Stored records
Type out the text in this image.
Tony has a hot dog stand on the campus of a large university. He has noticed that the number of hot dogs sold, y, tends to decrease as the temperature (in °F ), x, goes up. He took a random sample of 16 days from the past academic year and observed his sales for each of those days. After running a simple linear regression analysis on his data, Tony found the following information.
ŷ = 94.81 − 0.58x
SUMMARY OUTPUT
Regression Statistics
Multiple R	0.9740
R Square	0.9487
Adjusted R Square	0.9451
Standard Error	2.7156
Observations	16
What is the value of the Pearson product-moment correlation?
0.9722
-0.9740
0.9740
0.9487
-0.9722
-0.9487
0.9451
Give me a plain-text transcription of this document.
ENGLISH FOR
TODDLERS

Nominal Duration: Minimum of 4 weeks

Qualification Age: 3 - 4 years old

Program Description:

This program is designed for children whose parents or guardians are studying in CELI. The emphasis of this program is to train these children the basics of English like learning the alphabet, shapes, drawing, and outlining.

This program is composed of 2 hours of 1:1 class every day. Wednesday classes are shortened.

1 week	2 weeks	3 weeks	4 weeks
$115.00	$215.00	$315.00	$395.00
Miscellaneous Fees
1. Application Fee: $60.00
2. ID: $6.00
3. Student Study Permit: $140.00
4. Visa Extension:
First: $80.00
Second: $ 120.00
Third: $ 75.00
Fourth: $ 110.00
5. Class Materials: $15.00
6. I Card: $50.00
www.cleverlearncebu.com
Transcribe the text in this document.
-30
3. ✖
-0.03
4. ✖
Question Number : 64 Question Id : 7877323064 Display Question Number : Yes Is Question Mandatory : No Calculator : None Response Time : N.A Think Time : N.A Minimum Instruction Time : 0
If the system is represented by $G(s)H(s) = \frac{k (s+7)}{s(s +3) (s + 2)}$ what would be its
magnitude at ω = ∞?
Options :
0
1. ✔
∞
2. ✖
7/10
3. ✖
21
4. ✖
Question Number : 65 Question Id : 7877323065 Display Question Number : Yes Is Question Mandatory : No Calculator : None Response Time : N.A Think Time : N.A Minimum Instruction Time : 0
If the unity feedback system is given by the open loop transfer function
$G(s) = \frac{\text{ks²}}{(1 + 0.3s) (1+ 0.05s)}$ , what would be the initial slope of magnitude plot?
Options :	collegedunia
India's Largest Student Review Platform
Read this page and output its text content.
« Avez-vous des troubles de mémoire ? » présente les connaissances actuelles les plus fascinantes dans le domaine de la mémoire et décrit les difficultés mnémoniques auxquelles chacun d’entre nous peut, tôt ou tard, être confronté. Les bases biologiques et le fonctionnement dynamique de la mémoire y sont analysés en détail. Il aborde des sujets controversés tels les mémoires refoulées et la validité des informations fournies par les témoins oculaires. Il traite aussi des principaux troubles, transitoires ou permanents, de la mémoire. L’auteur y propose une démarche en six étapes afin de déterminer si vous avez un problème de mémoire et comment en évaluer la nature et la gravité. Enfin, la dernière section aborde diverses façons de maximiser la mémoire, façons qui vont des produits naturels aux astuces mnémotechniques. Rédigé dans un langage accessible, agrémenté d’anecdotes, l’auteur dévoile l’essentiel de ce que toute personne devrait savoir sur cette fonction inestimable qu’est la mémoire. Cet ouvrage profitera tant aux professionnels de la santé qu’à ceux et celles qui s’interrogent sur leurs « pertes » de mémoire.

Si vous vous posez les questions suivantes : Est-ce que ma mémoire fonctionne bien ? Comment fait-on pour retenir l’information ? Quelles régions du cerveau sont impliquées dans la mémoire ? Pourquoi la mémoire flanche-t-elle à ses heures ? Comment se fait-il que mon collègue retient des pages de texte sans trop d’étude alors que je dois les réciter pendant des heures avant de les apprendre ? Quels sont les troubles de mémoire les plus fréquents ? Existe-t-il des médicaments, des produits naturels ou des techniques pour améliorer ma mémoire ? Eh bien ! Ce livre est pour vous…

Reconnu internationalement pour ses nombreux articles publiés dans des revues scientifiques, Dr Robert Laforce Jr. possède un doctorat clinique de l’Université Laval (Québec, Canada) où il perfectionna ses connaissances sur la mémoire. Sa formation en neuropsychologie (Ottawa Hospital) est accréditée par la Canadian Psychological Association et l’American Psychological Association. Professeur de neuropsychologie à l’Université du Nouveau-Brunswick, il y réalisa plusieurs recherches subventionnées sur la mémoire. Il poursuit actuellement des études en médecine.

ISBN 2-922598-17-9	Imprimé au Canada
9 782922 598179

# [EXERCISE REQUIREMENTS]
Repeat all the entries exactly as given.

# [REPLY TO THE TASK]
Type out the text in this image.
Tony has a hot dog stand on the campus of a large university. He has noticed that the number of hot dogs sold, y, tends to decrease as the temperature (in °F ), x, goes up. He took a random sample of 16 days from the past academic year and observed his sales for each of those days. After running a simple linear regression analysis on his data, Tony found the following information.
ŷ = 94.81 − 0.58x
SUMMARY OUTPUT
Regression Statistics
Multiple R	0.9740
R Square	0.9487
Adjusted R Square	0.9451
Standard Error	2.7156
Observations	16
What is the value of the Pearson product-moment correlation?
0.9722
-0.9740
0.9740
0.9487
-0.9722
-0.9487
0.9451
Give me a plain-text transcription of this document.
ENGLISH FOR
TODDLERS

Nominal Duration: Minimum of 4 weeks

Qualification Age: 3 - 4 years old

Program Description:

This program is designed for children whose parents or guardians are studying in CELI. The emphasis of this program is to train these children the basics of English like learning the alphabet, shapes, drawing, and outlining.

This program is composed of 2 hours of 1:1 class every day. Wednesday classes are shortened.

1 week	2 weeks	3 weeks	4 weeks
$115.00	$215.00	$315.00	$395.00
Miscellaneous Fees
1. Application Fee: $60.00
2. ID: $6.00
3. Student Study Permit: $140.00
4. Visa Extension:
First: $80.00
Second: $ 120.00
Third: $ 75.00
Fourth: $ 110.00
5. Class Materials: $15.00
6. I Card: $50.00
www.cleverlearncebu.com
Transcribe the text in this document.
-30
3. ✖
-0.03
4. ✖
Question Number : 64 Question Id : 7877323064 Display Question Number : Yes Is Question Mandatory : No Calculator : None Response Time : N.A Think Time : N.A Minimum Instruction Time : 0
If the system is represented by $G(s)H(s) = \frac{k (s+7)}{s(s +3) (s + 2)}$ what would be its
magnitude at ω = ∞?
Options :
0
1. ✔
∞
2. ✖
7/10
3. ✖
21
4. ✖
Question Number : 65 Question Id : 7877323065 Display Question Number : Yes Is Question Mandatory : No Calculator : None Response Time : N.A Think Time : N.A Minimum Instruction Time : 0
If the unity feedback system is given by the open loop transfer function
$G(s) = \frac{\text{ks²}}{(1 + 0.3s) (1+ 0.05s)}$ , what would be the initial slope of magnitude plot?
Options :	collegedunia
India's Largest Student Review Platform
Read this page and output its text content.
« Avez-vous des troubles de mémoire ? » présente les connaissances actuelles les plus fascinantes dans le domaine de la mémoire et décrit les difficultés mnémoniques auxquelles chacun d’entre nous peut, tôt ou tard, être confronté. Les bases biologiques et le fonctionnement dynamique de la mémoire y sont analysés en détail. Il aborde des sujets controversés tels les mémoires refoulées et la validité des informations fournies par les témoins oculaires. Il traite aussi des principaux troubles, transitoires ou permanents, de la mémoire. L’auteur y propose une démarche en six étapes afin de déterminer si vous avez un problème de mémoire et comment en évaluer la nature et la gravité. Enfin, la dernière section aborde diverses façons de maximiser la mémoire, façons qui vont des produits naturels aux astuces mnémotechniques. Rédigé dans un langage accessible, agrémenté d’anecdotes, l’auteur dévoile l’essentiel de ce que toute personne devrait savoir sur cette fonction inestimable qu’est la mémoire. Cet ouvrage profitera tant aux professionnels de la santé qu’à ceux et celles qui s’interrogent sur leurs « pertes » de mémoire.

Si vous vous posez les questions suivantes : Est-ce que ma mémoire fonctionne bien ? Comment fait-on pour retenir l’information ? Quelles régions du cerveau sont impliquées dans la mémoire ? Pourquoi la mémoire flanche-t-elle à ses heures ? Comment se fait-il que mon collègue retient des pages de texte sans trop d’étude alors que je dois les réciter pendant des heures avant de les apprendre ? Quels sont les troubles de mémoire les plus fréquents ? Existe-t-il des médicaments, des produits naturels ou des techniques pour améliorer ma mémoire ? Eh bien ! Ce livre est pour vous…

Reconnu internationalement pour ses nombreux articles publiés dans des revues scientifiques, Dr Robert Laforce Jr. possède un doctorat clinique de l’Université Laval (Québec, Canada) où il perfectionna ses connaissances sur la mémoire. Sa formation en neuropsychologie (Ottawa Hospital) est accréditée par la Canadian Psychological Association et l’American Psychological Association. Professeur de neuropsychologie à l’Université du Nouveau-Brunswick, il y réalisa plusieurs recherches subventionnées sur la mémoire. Il poursuit actuellement des études en médecine.

ISBN 2-922598-17-9	Imprimé au Canada
9 782922 598179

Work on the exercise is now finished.